WHAT TO PRODUCE: Could you give the listing lines from the line with "postmark-cancellation: 22 VIII" to the line with "stamp-country: ÖSTERREICH [1052, 194, 1218, 210]" again, switching "message-line" to "text-line" and leaving everything else unchanged?

RECORDS FOR THIS TASK:
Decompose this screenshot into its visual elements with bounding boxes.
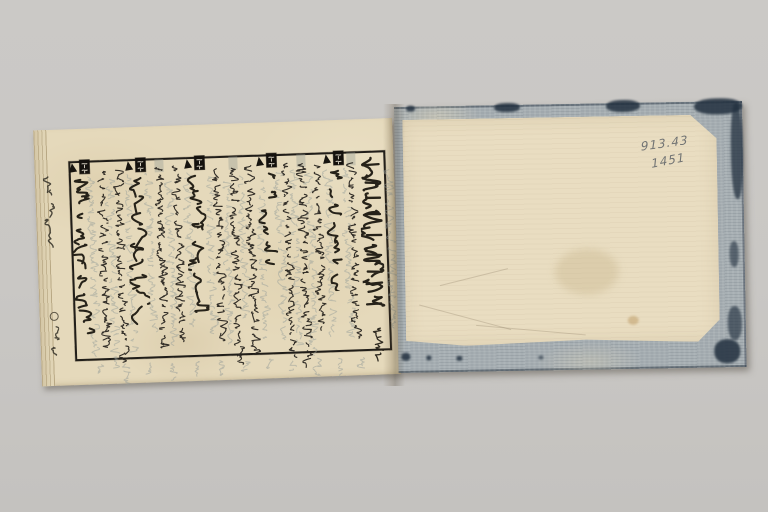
toc-entry-column: 十八丁たいたうこんりうの事 [69,160,96,355]
stitch-hole-dot [456,356,462,361]
entry-marker-row: 一丁 [323,151,344,167]
calligraphy-strokes [70,175,96,351]
pencil-call-number: 913.43 1451 [641,137,689,167]
toc-entry-column: 六丁あしずりの事 [256,153,280,281]
annotation-column [95,167,113,358]
folio-number-box: 一丁 [333,151,343,165]
stitch-hole-dot [401,353,410,361]
folio-box-glyphs [194,157,204,171]
toc-title-column: 平家物語巻第三目録五十九丁 [358,152,387,367]
calligraphy-strokes [153,163,171,358]
calligraphy-strokes [227,163,245,373]
indigo-edge-streak [728,306,743,340]
folio-box-glyphs [266,154,276,168]
folio-box-glyphs [79,161,89,175]
annotation-column [153,163,171,362]
annotation-column [211,164,228,347]
toc-entry-column: 十四丁くぎやうぞろへの事 [125,158,151,337]
calligraphy-strokes [185,171,210,314]
indigo-corner-patch [714,339,740,363]
calligraphy-strokes [358,152,386,317]
folio-box-glyphs [135,159,145,173]
entry-marker-row: 十丁 [184,156,205,172]
entry-marker-row: 十八丁 [69,160,90,176]
right-page-back-cover: 913.43 1451 [394,101,747,373]
entry-marker-row: 十四丁 [125,158,146,174]
calligraphy-strokes [211,164,228,343]
pastedown-paper: 913.43 1451 [402,114,720,346]
indigo-edge-streak [729,241,738,267]
calligraphy-strokes [372,323,385,366]
calligraphy-strokes [324,166,348,292]
triangle-marker-icon [124,161,133,171]
folio-number-box: 十八丁 [79,160,89,174]
folio-number-box: 十丁 [194,156,204,170]
indigo-blotch [606,100,640,113]
triangle-marker-icon [322,154,331,164]
calligraphy-strokes [95,167,113,354]
calligraphy-strokes [126,173,152,333]
stitch-hole-dot [538,355,543,359]
stitch-hole-dot [426,355,431,360]
indigo-blotch [406,106,415,112]
triangle-marker-icon [68,163,77,173]
folio-box-glyphs [333,152,343,166]
annotation-column [227,163,245,377]
triangle-marker-icon [255,156,264,166]
left-page-toc: 平家 巻三 目録 一 平家物語巻第三目録五十九丁一丁ゆるしぶみの事六丁あしずりの… [33,118,401,386]
indigo-edge-streak [730,103,744,199]
calligraphy-strokes [257,168,281,277]
book-photograph: 平家 巻三 目録 一 平家物語巻第三目録五十九丁一丁ゆるしぶみの事六丁あしずりの… [0,0,768,512]
entry-marker-row: 六丁 [256,153,277,169]
triangle-marker-icon [183,159,192,169]
toc-entry-column: 十丁ごさんのまきの事 [184,156,210,318]
toc-columns: 平家物語巻第三目録五十九丁一丁ゆるしぶみの事六丁あしずりの事十丁ごさんのまきの事… [33,118,401,386]
folio-number-box: 十四丁 [135,158,145,172]
indigo-blotch [494,103,520,112]
folio-number-box: 六丁 [266,153,276,167]
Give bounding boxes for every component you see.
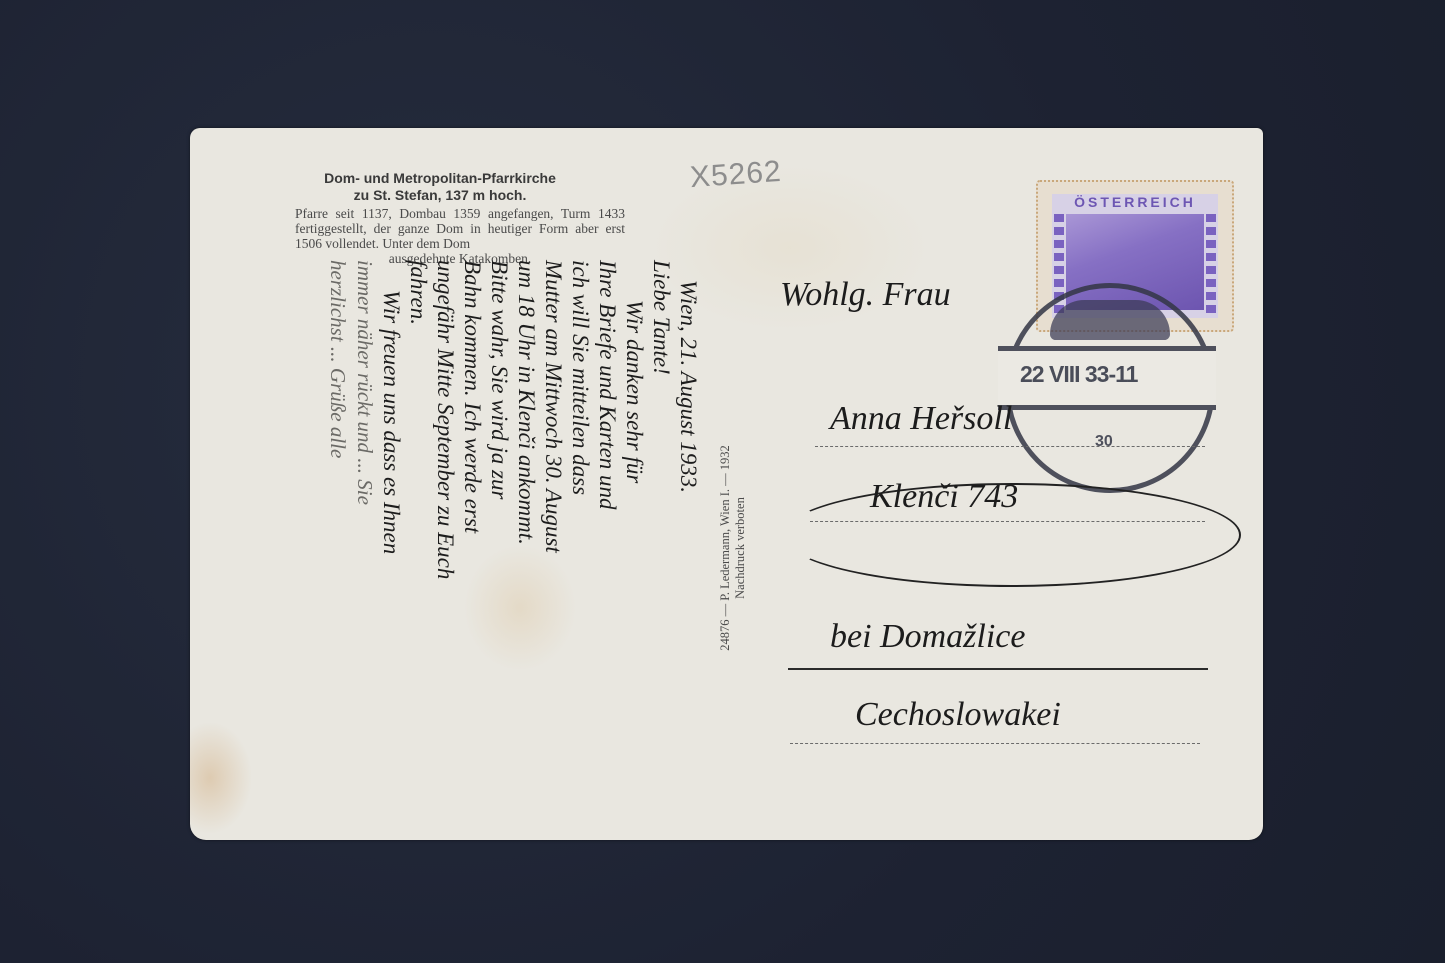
postmark-cancellation: 22 VIII 33-11 30 [1005, 283, 1215, 493]
stamp-border-right [1206, 214, 1216, 314]
address-name: Anna Heřsoll [830, 400, 1012, 438]
address-line-2 [810, 521, 1205, 522]
reference-mark: X5262 [689, 155, 783, 195]
message-greeting: Liebe Tante! [648, 260, 675, 820]
publisher-line-1: 24876 — P. Ledermann, Wien I. — 1932 [718, 288, 733, 808]
message-line: Bitte wahr, Sie wird ja zur [486, 260, 513, 820]
handwritten-message: Wien, 21. August 1933. Liebe Tante! Wir … [197, 260, 702, 820]
postmark-date-band: 22 VIII 33-11 [998, 346, 1216, 410]
address-country: Cechoslowakei [855, 696, 1061, 734]
message-line: Bahn kommen. Ich werde erst [459, 260, 486, 820]
message-line: Mutter am Mittwoch 30. August [540, 260, 567, 820]
stamp-country: ÖSTERREICH [1052, 194, 1218, 210]
message-faint-line: immer näher rückt und ... Sie [351, 260, 378, 820]
message-line: ich will Sie mitteilen dass [567, 260, 594, 820]
message-line: Wir freuen uns dass es Ihnen [378, 260, 405, 820]
address-underline [788, 668, 1208, 670]
postcard-description: Pfarre seit 1137, Dombau 1359 angefangen… [295, 206, 625, 266]
address-line-1 [815, 446, 1205, 447]
heading-line-1: Dom- und Metropolitan-Pfarrkirche [265, 170, 615, 187]
heading-line-2: zu St. Stefan, 137 m hoch. [265, 187, 615, 204]
publisher-line-2: Nachdruck verboten [733, 288, 748, 808]
message-area: Wien, 21. August 1933. Liebe Tante! Wir … [200, 268, 705, 833]
message-line: um 18 Uhr in Klenči ankommt. [513, 260, 540, 820]
description-text: Pfarre seit 1137, Dombau 1359 angefangen… [295, 206, 625, 251]
address-street: Klenči 743 [870, 478, 1018, 516]
address-city: bei Domažlice [830, 618, 1025, 656]
message-date: Wien, 21. August 1933. [675, 260, 702, 820]
postmark-date: 22 VIII 33-11 [1020, 361, 1137, 388]
message-line: fahren. [405, 260, 432, 820]
message-faint-line: herzlichst ... Grüße alle [324, 260, 351, 820]
address-salutation: Wohlg. Frau [780, 276, 951, 314]
message-line: ungefähr Mitte September zu Euch [432, 260, 459, 820]
publisher-imprint: 24876 — P. Ledermann, Wien I. — 1932 Nac… [723, 278, 743, 808]
address-line-3 [790, 743, 1200, 744]
postmark-town-smudge [1050, 300, 1170, 340]
postcard: Dom- und Metropolitan-Pfarrkirche zu St.… [190, 128, 1263, 840]
message-line: Ihre Briefe und Karten und [594, 260, 621, 820]
postmark-code: 30 [1095, 433, 1113, 451]
postcard-heading: Dom- und Metropolitan-Pfarrkirche zu St.… [265, 170, 615, 204]
message-line: Wir danken sehr für [621, 260, 648, 820]
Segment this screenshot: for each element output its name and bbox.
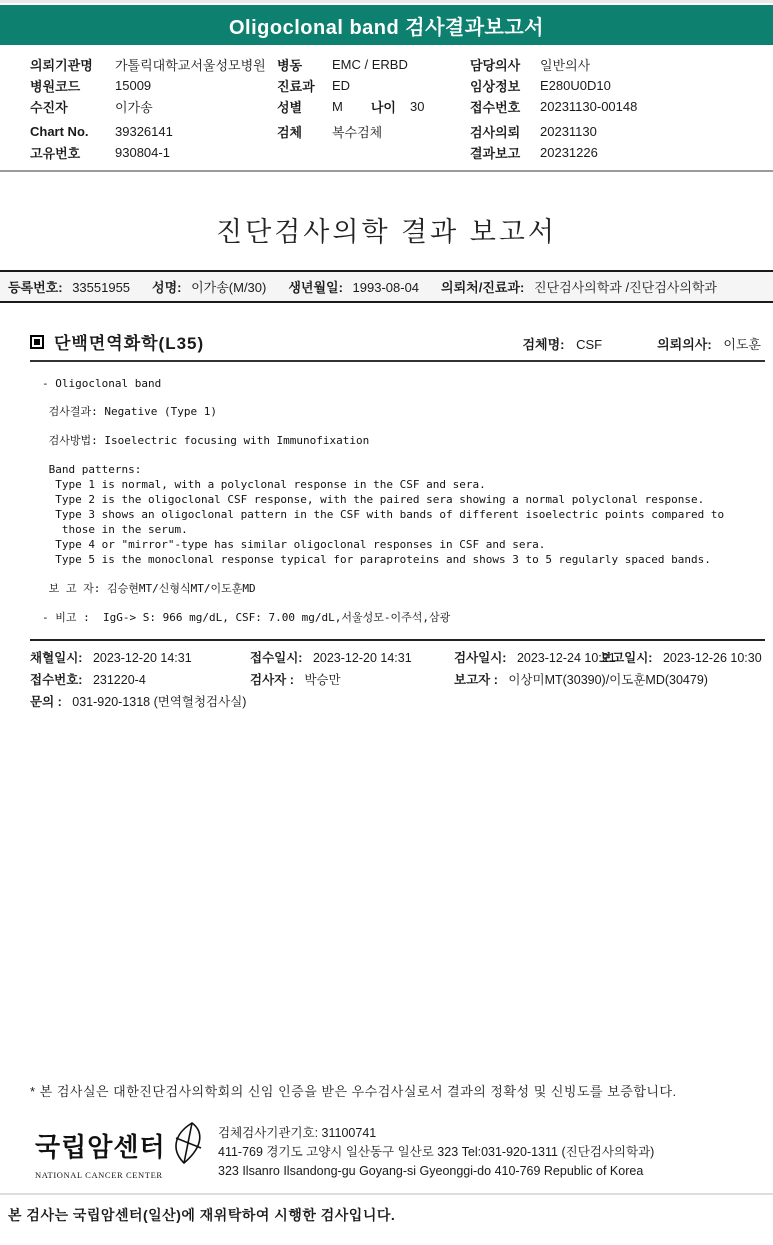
field-value: CSF (576, 337, 602, 352)
field-value: 231220-4 (93, 673, 146, 687)
report-datetime: 보고일시: 2023-12-26 10:30 (600, 648, 762, 666)
field-label: 의뢰처/진료과: (441, 280, 524, 295)
field-label: 병원코드 (30, 76, 115, 95)
field-label: 고유번호 (30, 143, 115, 162)
patient-row: 고유번호 930804-1 (30, 142, 266, 163)
field-label: 채혈일시: (30, 651, 82, 665)
band-pattern-line: those in the serum. (42, 522, 765, 537)
dates-row-1: 채혈일시: 2023-12-20 14:31 접수일시: 2023-12-20 … (30, 648, 765, 670)
patient-row: 검체 복수검체 (277, 121, 424, 142)
reporter: 보고자 : 이상미MT(30390)/이도훈MD(30479) (454, 670, 708, 688)
patient-info-col-1: 의뢰기관명 가톨릭대학교서울성모병원 병원코드 15009 수진자 이가송 Ch… (30, 54, 266, 163)
report-header-title: Oligoclonal band 검사결과보고서 (229, 11, 544, 40)
test-datetime: 검사일시: 2023-12-24 10:21 (454, 648, 616, 666)
field-label: 의뢰의사: (657, 337, 712, 352)
field-value: 일반의사 (540, 55, 590, 74)
specimen: 검체명: CSF (522, 334, 602, 353)
bottom-padding (0, 1225, 773, 1245)
field-label: 성별 (277, 97, 332, 116)
band-pattern-line: Type 4 or "mirror"-type has similar olig… (42, 537, 765, 552)
band-pattern-line: Type 2 is the oligoclonal CSF response, … (42, 492, 765, 507)
dates-row-3: 문의 : 031-920-1318 (면역혈청검사실) (30, 692, 765, 714)
field-value: 이가송(M/30) (191, 280, 266, 295)
field-label: 수진자 (30, 97, 115, 116)
field-label: 결과보고 (470, 143, 540, 162)
dates-row-2: 접수번호: 231220-4 검사자 : 박승만 보고자 : 이상미MT(303… (30, 670, 765, 692)
section-title: 단백면역화학(L35) (54, 329, 204, 354)
ncc-logo-english: NATIONAL CANCER CENTER (35, 1170, 218, 1180)
contact-phone: 문의 : 031-920-1318 (면역혈청검사실) (30, 692, 246, 710)
field-label: 등록번호: (8, 280, 63, 295)
department: 의뢰처/진료과: 진단검사의학과 /진단검사의학과 (441, 277, 717, 296)
field-value: 20231130 (540, 124, 597, 139)
patient-row: 병동 EMC / ERBD (277, 54, 424, 75)
field-label: 생년월일: (288, 280, 343, 295)
field-value: 33551955 (72, 280, 130, 295)
section-meta: 검체명: CSF 의뢰의사: 이도훈 (522, 334, 765, 353)
leaf-icon (170, 1122, 206, 1169)
patient-row: 결과보고 20231226 (470, 142, 637, 163)
test-method: 검사방법: Isoelectric focusing with Immunofi… (42, 433, 765, 448)
field-value: 박승만 (304, 673, 340, 687)
section-square-icon (30, 335, 44, 349)
field-value: 39326141 (115, 124, 173, 139)
field-label: 접수일시: (250, 651, 302, 665)
patient-row-sex-age: 성별 M 나이 30 (277, 96, 424, 117)
field-value: 031-920-1318 (면역혈청검사실) (72, 695, 246, 709)
field-value: 30 (410, 99, 424, 114)
patient-row: 담당의사 일반의사 (470, 54, 637, 75)
report-title: 진단검사의학 결과 보고서 (0, 210, 773, 249)
report-header-bar: Oligoclonal band 검사결과보고서 (0, 5, 773, 45)
field-value: ED (332, 78, 350, 93)
field-label: 담당의사 (470, 55, 540, 74)
ncc-logo-korean: 국립암센터 (35, 1127, 166, 1164)
org-info: 검체검사기관기호: 31100741 411-769 경기도 고양시 일산동구 … (218, 1122, 654, 1181)
field-label: 진료과 (277, 76, 332, 95)
field-label: 검사자 : (250, 673, 294, 687)
field-label: 성명: (152, 280, 181, 295)
band-pattern-line: Type 5 is the monoclonal response typica… (42, 552, 765, 567)
field-label: 병동 (277, 55, 332, 74)
field-label: 보고일시: (600, 651, 652, 665)
patient-row: 검사의뢰 20231130 (470, 121, 637, 142)
ncc-logo: 국립암센터 NATIONAL CANCER CENTER (35, 1122, 218, 1181)
patient-info-col-2: 병동 EMC / ERBD 진료과 ED 성별 M 나이 30 검체 복수검체 (277, 54, 424, 142)
birth-date: 생년월일: 1993-08-04 (288, 277, 419, 296)
field-label: 나이 (371, 97, 396, 116)
org-address-english: 323 Ilsanro Ilsandong-gu Goyang-si Gyeon… (218, 1162, 654, 1181)
blood-draw-datetime: 채혈일시: 2023-12-20 14:31 (30, 648, 192, 666)
field-value: 1993-08-04 (353, 280, 420, 295)
requesting-doctor: 의뢰의사: 이도훈 (657, 334, 761, 353)
footer-row: 국립암센터 NATIONAL CANCER CENTER 검체검 (35, 1122, 765, 1181)
field-value: 가톨릭대학교서울성모병원 (115, 55, 266, 74)
field-label: 의뢰기관명 (30, 55, 115, 74)
field-value: 930804-1 (115, 145, 170, 160)
remark-line: - 비고 : IgG-> S: 966 mg/dL, CSF: 7.00 mg/… (42, 610, 765, 625)
field-value: E280U0D10 (540, 78, 611, 93)
receipt-number: 접수번호: 231220-4 (30, 670, 146, 688)
field-label: 보고자 : (454, 673, 498, 687)
band-patterns-title: Band patterns: (42, 462, 765, 477)
field-label: 검체 (277, 122, 332, 141)
field-value: 이도훈 (723, 337, 761, 352)
receipt-datetime: 접수일시: 2023-12-20 14:31 (250, 648, 412, 666)
result-body: - Oligoclonal band 검사결과: Negative (Type … (42, 376, 765, 625)
patient-row: 접수번호 20231130-00148 (470, 96, 637, 117)
field-label: 검체명: (522, 337, 564, 352)
footer-divider (0, 1193, 773, 1195)
field-value: 2023-12-26 10:30 (663, 651, 762, 665)
registration-strip: 등록번호: 33551955 성명: 이가송(M/30) 생년월일: 1993-… (0, 270, 773, 303)
field-value: 이가송 (115, 97, 153, 116)
reporter-line: 보 고 자: 김승현MT/신형식MT/이도훈MD (42, 581, 765, 596)
outsourcing-note: 본 검사는 국립암센터(일산)에 재위탁하여 시행한 검사입니다. (8, 1205, 773, 1225)
field-value: 복수검체 (332, 122, 382, 141)
field-label: 검사일시: (454, 651, 506, 665)
field-label: 문의 : (30, 695, 62, 709)
patient-row: 수진자 이가송 (30, 96, 266, 117)
org-address-korean: 411-769 경기도 고양시 일산동구 일산로 323 Tel:031-920… (218, 1143, 654, 1162)
field-value: 15009 (115, 78, 151, 93)
patient-info-section: 의뢰기관명 가톨릭대학교서울성모병원 병원코드 15009 수진자 이가송 Ch… (0, 54, 773, 164)
dates-block: 채혈일시: 2023-12-20 14:31 접수일시: 2023-12-20 … (30, 639, 765, 714)
org-code: 검체검사기관기호: 31100741 (218, 1124, 654, 1143)
field-value: M (332, 99, 343, 114)
report-page: Oligoclonal band 검사결과보고서 의뢰기관명 가톨릭대학교서울성… (0, 0, 773, 1245)
footer-area: * 본 검사실은 대한진단검사의학회의 신임 인증을 받은 우수검사실로서 결과… (0, 1081, 773, 1245)
field-value: 2023-12-20 14:31 (313, 651, 412, 665)
field-value: EMC / ERBD (332, 57, 408, 72)
header-divider (0, 170, 773, 172)
field-label: Chart No. (30, 124, 115, 139)
field-value: 20231130-00148 (540, 99, 637, 114)
registration-number: 등록번호: 33551955 (8, 277, 130, 296)
field-label: 접수번호: (30, 673, 82, 687)
test-name: - Oligoclonal band (42, 376, 765, 391)
patient-info-col-3: 담당의사 일반의사 임상정보 E280U0D10 접수번호 20231130-0… (470, 54, 637, 163)
patient-row: 진료과 ED (277, 75, 424, 96)
examiner: 검사자 : 박승만 (250, 670, 341, 688)
patient-row: 임상정보 E280U0D10 (470, 75, 637, 96)
band-pattern-line: Type 1 is normal, with a polyclonal resp… (42, 477, 765, 492)
patient-row: Chart No. 39326141 (30, 121, 266, 142)
field-value: 진단검사의학과 /진단검사의학과 (534, 280, 717, 295)
field-label: 임상정보 (470, 76, 540, 95)
test-result: 검사결과: Negative (Type 1) (42, 404, 765, 419)
field-value: 2023-12-20 14:31 (93, 651, 192, 665)
field-label: 접수번호 (470, 97, 540, 116)
certification-note: * 본 검사실은 대한진단검사의학회의 신임 인증을 받은 우수검사실로서 결과… (30, 1081, 773, 1100)
patient-row: 병원코드 15009 (30, 75, 266, 96)
patient-row: 의뢰기관명 가톨릭대학교서울성모병원 (30, 54, 266, 75)
section-header: 단백면역화학(L35) 검체명: CSF 의뢰의사: 이도훈 (30, 329, 765, 362)
field-label: 검사의뢰 (470, 122, 540, 141)
field-value: 이상미MT(30390)/이도훈MD(30479) (508, 673, 708, 687)
ncc-logo-top: 국립암센터 (35, 1122, 218, 1169)
band-pattern-line: Type 3 shows an oligoclonal pattern in t… (42, 507, 765, 522)
field-value: 20231226 (540, 145, 598, 160)
patient-name: 성명: 이가송(M/30) (152, 277, 266, 296)
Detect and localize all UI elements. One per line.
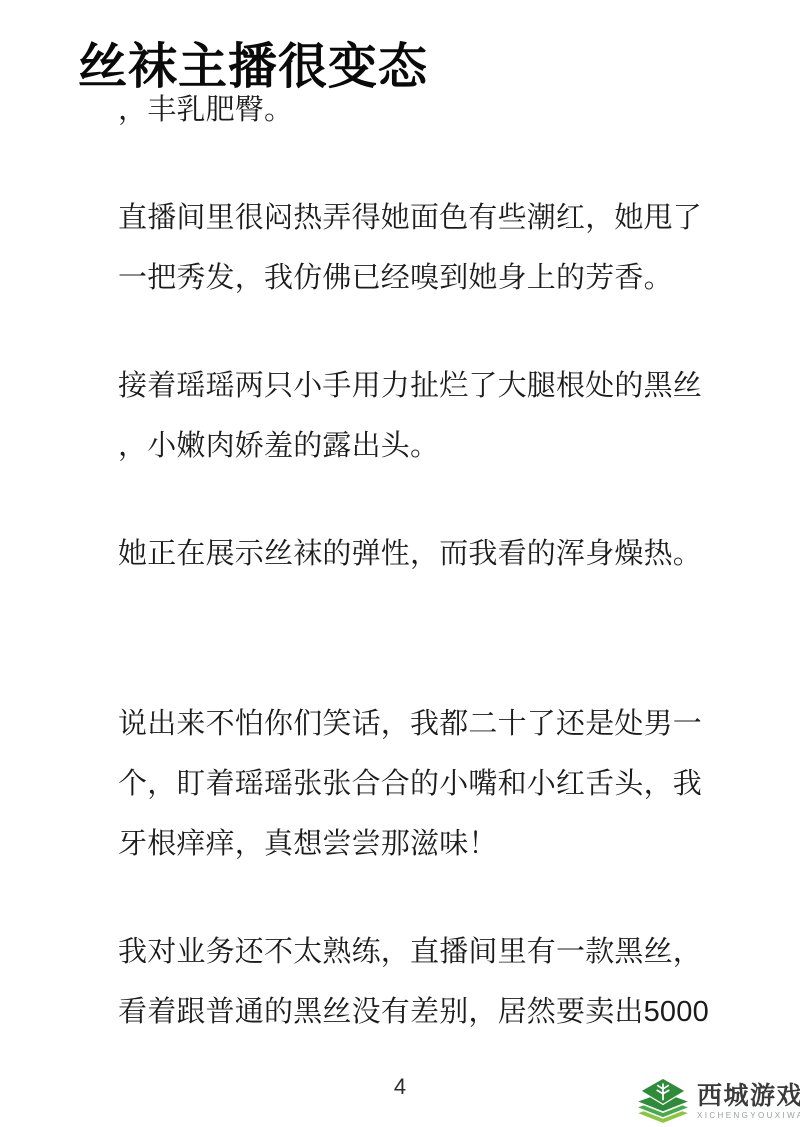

SOLUTION BELOW:
postmark-cancellation: 22 VIII 33-11 30 [1005, 283, 1215, 493]
stamp-border-right [1206, 214, 1216, 314]
address-name: Anna Heřsoll [830, 400, 1012, 438]
address-line-2 [810, 521, 1205, 522]
reference-mark: X5262 [689, 155, 783, 195]
message-greeting: Liebe Tante! [648, 260, 675, 820]
publisher-line-1: 24876 — P. Ledermann, Wien I. — 1932 [718, 288, 733, 808]
text-line: Bitte wahr, Sie wird ja zur [486, 260, 513, 820]
handwritten-message: Wien, 21. August 1933. Liebe Tante! Wir … [197, 260, 702, 820]
postmark-date-band: 22 VIII 33-11 [998, 346, 1216, 410]
address-country: Cechoslowakei [855, 696, 1061, 734]
text-line: Bahn kommen. Ich werde erst [459, 260, 486, 820]
text-line: Mutter am Mittwoch 30. August [540, 260, 567, 820]
stamp-country: ÖSTERREICH [1052, 194, 1218, 210]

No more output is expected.